→ What to do:
Search the data below for "electronics"; list each line that holds it.

→ Material shown:
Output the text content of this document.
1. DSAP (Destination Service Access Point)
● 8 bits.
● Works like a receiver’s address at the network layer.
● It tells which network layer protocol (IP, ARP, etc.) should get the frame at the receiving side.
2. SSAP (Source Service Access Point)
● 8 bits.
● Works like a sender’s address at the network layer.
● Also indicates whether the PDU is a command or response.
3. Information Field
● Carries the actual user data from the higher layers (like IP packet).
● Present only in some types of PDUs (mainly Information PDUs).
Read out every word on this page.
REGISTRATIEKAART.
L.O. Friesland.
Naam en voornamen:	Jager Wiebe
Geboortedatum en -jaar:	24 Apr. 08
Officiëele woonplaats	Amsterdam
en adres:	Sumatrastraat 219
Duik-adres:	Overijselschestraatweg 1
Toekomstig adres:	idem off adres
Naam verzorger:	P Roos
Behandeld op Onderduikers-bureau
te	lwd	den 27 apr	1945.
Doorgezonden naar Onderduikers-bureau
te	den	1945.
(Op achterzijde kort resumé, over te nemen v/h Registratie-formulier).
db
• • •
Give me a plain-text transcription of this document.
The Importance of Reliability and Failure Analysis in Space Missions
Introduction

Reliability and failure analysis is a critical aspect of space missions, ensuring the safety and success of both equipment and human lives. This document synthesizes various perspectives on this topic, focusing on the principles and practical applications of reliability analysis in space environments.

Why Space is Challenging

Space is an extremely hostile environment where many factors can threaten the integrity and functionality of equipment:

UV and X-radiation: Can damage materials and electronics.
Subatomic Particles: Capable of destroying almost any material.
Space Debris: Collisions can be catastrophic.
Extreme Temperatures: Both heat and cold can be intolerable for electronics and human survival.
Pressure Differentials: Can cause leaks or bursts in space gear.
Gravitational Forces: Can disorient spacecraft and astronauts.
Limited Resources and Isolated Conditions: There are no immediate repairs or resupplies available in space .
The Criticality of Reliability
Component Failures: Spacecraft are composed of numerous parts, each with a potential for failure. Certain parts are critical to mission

→ Problem solution:
UV and X-radiation: Can damage materials and electronics.
Extreme Temperatures: Both heat and cold can be intolerable for electronics and human survival.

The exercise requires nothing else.